**Task statement**. Output the entries word for word. Omit images.

Dataset records

# # #

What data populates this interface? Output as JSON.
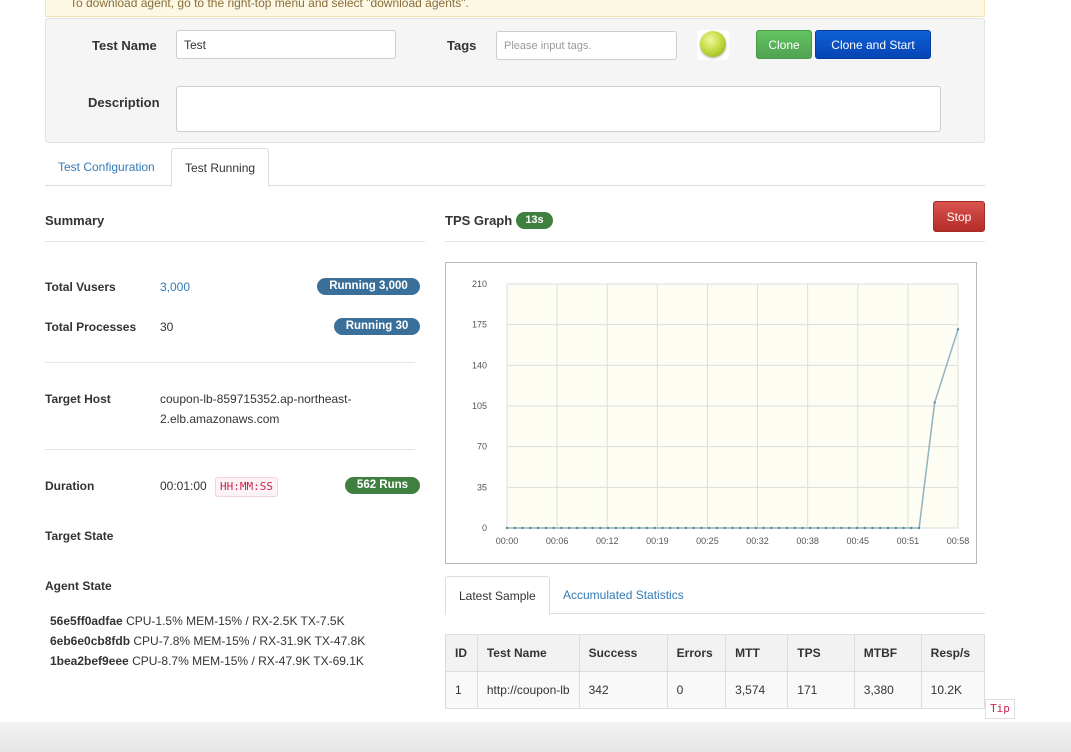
{
  "notice": {
    "text": "To download agent, go to the right-top menu and select \"download agents\"."
  },
  "header": {
    "test_name_label": "Test Name",
    "test_name_value": "Test",
    "tags_label": "Tags",
    "tags_placeholder": "Please input tags.",
    "description_label": "Description",
    "clone_label": "Clone",
    "clone_start_label": "Clone and Start"
  },
  "tabs": [
    {
      "label": "Test Configuration"
    },
    {
      "label": "Test Running"
    }
  ],
  "summary": {
    "title": "Summary",
    "total_vusers_label": "Total Vusers",
    "total_vusers_value": "3,000",
    "running_vusers_badge": "Running 3,000",
    "total_processes_label": "Total Processes",
    "total_processes_value": "30",
    "running_processes_badge": "Running 30",
    "target_host_label": "Target Host",
    "target_host_line1": "coupon-lb-859715352.ap-northeast-",
    "target_host_line2": "2.elb.amazonaws.com",
    "duration_label": "Duration",
    "duration_value": "00:01:00",
    "duration_format": "HH:MM:SS",
    "runs_badge": "562  Runs",
    "target_state_label": "Target State",
    "agent_state_label": "Agent State",
    "agents": [
      {
        "id": "56e5ff0adfae",
        "stats": "CPU-1.5% MEM-15% / RX-2.5K TX-7.5K"
      },
      {
        "id": "6eb6e0cb8fdb",
        "stats": "CPU-7.8% MEM-15% / RX-31.9K TX-47.8K"
      },
      {
        "id": "1bea2bef9eee",
        "stats": "CPU-8.7% MEM-15% / RX-47.9K TX-69.1K"
      }
    ]
  },
  "graph": {
    "title": "TPS Graph",
    "elapsed_badge": "13s",
    "stop_label": "Stop"
  },
  "chart_data": {
    "type": "line",
    "x": [
      "00:00",
      "00:06",
      "00:12",
      "00:19",
      "00:25",
      "00:32",
      "00:38",
      "00:45",
      "00:51",
      "00:58"
    ],
    "ylim": [
      0,
      210
    ],
    "yticks": [
      0,
      35,
      70,
      105,
      140,
      175,
      210
    ],
    "series": [
      {
        "values": [
          0,
          0,
          0,
          0,
          0,
          0,
          0,
          0,
          0,
          0,
          0,
          0,
          0,
          0,
          0,
          0,
          0,
          0,
          0,
          0,
          0,
          0,
          0,
          0,
          0,
          0,
          0,
          0,
          0,
          0,
          0,
          0,
          0,
          0,
          0,
          0,
          0,
          0,
          0,
          0,
          0,
          0,
          0,
          0,
          0,
          0,
          0,
          0,
          0,
          0,
          0,
          0,
          0,
          0,
          108,
          171
        ]
      }
    ],
    "series_x_seconds": [
      0,
      1,
      2,
      3,
      4,
      5,
      6,
      7,
      8,
      9,
      10,
      11,
      12,
      13,
      14,
      15,
      16,
      17,
      18,
      19,
      20,
      21,
      22,
      23,
      24,
      25,
      26,
      27,
      28,
      29,
      30,
      31,
      32,
      33,
      34,
      35,
      36,
      37,
      38,
      39,
      40,
      41,
      42,
      43,
      44,
      45,
      46,
      47,
      48,
      49,
      50,
      51,
      52,
      53,
      55,
      58
    ],
    "grid": true,
    "colors": {
      "line": "#8fb3bf",
      "plot_bg": "#fdfdf4"
    }
  },
  "sample_tabs": [
    {
      "label": "Latest Sample"
    },
    {
      "label": "Accumulated Statistics"
    }
  ],
  "stats_table": {
    "headers": [
      "ID",
      "Test Name",
      "Success",
      "Errors",
      "MTT",
      "TPS",
      "MTBF",
      "Resp/s"
    ],
    "rows": [
      [
        "1",
        "http://coupon-lb",
        "342",
        "0",
        "3,574",
        "171",
        "3,380",
        "10.2K"
      ]
    ]
  },
  "tip_label": "Tip"
}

# # #

**Result of this task**.
What data populates this interface? Output as JSON.
{
  "notice": {
    "text": "To download agent, go to the right-top menu and select \"download agents\"."
  },
  "header": {
    "test_name_label": "Test Name",
    "test_name_value": "Test",
    "tags_label": "Tags",
    "tags_placeholder": "Please input tags.",
    "description_label": "Description",
    "clone_label": "Clone",
    "clone_start_label": "Clone and Start"
  },
  "tabs": [
    {
      "label": "Test Configuration"
    },
    {
      "label": "Test Running"
    }
  ],
  "summary": {
    "title": "Summary",
    "total_vusers_label": "Total Vusers",
    "total_vusers_value": "3,000",
    "running_vusers_badge": "Running 3,000",
    "total_processes_label": "Total Processes",
    "total_processes_value": "30",
    "running_processes_badge": "Running 30",
    "target_host_label": "Target Host",
    "target_host_line1": "coupon-lb-859715352.ap-northeast-",
    "target_host_line2": "2.elb.amazonaws.com",
    "duration_label": "Duration",
    "duration_value": "00:01:00",
    "duration_format": "HH:MM:SS",
    "runs_badge": "562  Runs",
    "target_state_label": "Target State",
    "agent_state_label": "Agent State",
    "agents": [
      {
        "id": "56e5ff0adfae",
        "stats": "CPU-1.5% MEM-15% / RX-2.5K TX-7.5K"
      },
      {
        "id": "6eb6e0cb8fdb",
        "stats": "CPU-7.8% MEM-15% / RX-31.9K TX-47.8K"
      },
      {
        "id": "1bea2bef9eee",
        "stats": "CPU-8.7% MEM-15% / RX-47.9K TX-69.1K"
      }
    ]
  },
  "graph": {
    "title": "TPS Graph",
    "elapsed_badge": "13s",
    "stop_label": "Stop"
  },
  "chart_data": {
    "type": "line",
    "x": [
      "00:00",
      "00:06",
      "00:12",
      "00:19",
      "00:25",
      "00:32",
      "00:38",
      "00:45",
      "00:51",
      "00:58"
    ],
    "ylim": [
      0,
      210
    ],
    "yticks": [
      0,
      35,
      70,
      105,
      140,
      175,
      210
    ],
    "series": [
      {
        "values": [
          0,
          0,
          0,
          0,
          0,
          0,
          0,
          0,
          0,
          0,
          0,
          0,
          0,
          0,
          0,
          0,
          0,
          0,
          0,
          0,
          0,
          0,
          0,
          0,
          0,
          0,
          0,
          0,
          0,
          0,
          0,
          0,
          0,
          0,
          0,
          0,
          0,
          0,
          0,
          0,
          0,
          0,
          0,
          0,
          0,
          0,
          0,
          0,
          0,
          0,
          0,
          0,
          0,
          0,
          108,
          171
        ]
      }
    ],
    "series_x_seconds": [
      0,
      1,
      2,
      3,
      4,
      5,
      6,
      7,
      8,
      9,
      10,
      11,
      12,
      13,
      14,
      15,
      16,
      17,
      18,
      19,
      20,
      21,
      22,
      23,
      24,
      25,
      26,
      27,
      28,
      29,
      30,
      31,
      32,
      33,
      34,
      35,
      36,
      37,
      38,
      39,
      40,
      41,
      42,
      43,
      44,
      45,
      46,
      47,
      48,
      49,
      50,
      51,
      52,
      53,
      55,
      58
    ],
    "grid": true,
    "colors": {
      "line": "#8fb3bf",
      "plot_bg": "#fdfdf4"
    }
  },
  "sample_tabs": [
    {
      "label": "Latest Sample"
    },
    {
      "label": "Accumulated Statistics"
    }
  ],
  "stats_table": {
    "headers": [
      "ID",
      "Test Name",
      "Success",
      "Errors",
      "MTT",
      "TPS",
      "MTBF",
      "Resp/s"
    ],
    "rows": [
      [
        "1",
        "http://coupon-lb",
        "342",
        "0",
        "3,574",
        "171",
        "3,380",
        "10.2K"
      ]
    ]
  },
  "tip_label": "Tip"
}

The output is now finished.